> _What is expected_
Review the material line by line. Identify and copy every line that contains the string "INVESTIGACION".

— BEGIN Exercise materials —

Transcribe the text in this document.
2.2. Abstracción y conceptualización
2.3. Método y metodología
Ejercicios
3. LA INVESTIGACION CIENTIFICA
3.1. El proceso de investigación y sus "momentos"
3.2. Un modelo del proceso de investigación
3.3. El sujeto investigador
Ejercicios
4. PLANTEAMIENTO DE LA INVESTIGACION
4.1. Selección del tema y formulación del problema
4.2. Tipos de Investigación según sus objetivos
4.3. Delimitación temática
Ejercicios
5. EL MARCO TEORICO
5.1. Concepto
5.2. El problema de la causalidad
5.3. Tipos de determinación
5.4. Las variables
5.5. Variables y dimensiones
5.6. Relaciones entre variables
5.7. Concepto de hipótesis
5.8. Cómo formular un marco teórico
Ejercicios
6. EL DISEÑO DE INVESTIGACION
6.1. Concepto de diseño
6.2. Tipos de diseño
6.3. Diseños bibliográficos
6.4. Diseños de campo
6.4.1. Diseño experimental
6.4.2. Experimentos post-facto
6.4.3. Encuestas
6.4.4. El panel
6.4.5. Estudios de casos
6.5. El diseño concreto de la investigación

— END Exercise materials —

> _Full answer_
3. LA INVESTIGACION CIENTIFICA
4. PLANTEAMIENTO DE LA INVESTIGACION
6. EL DISEÑO DE INVESTIGACION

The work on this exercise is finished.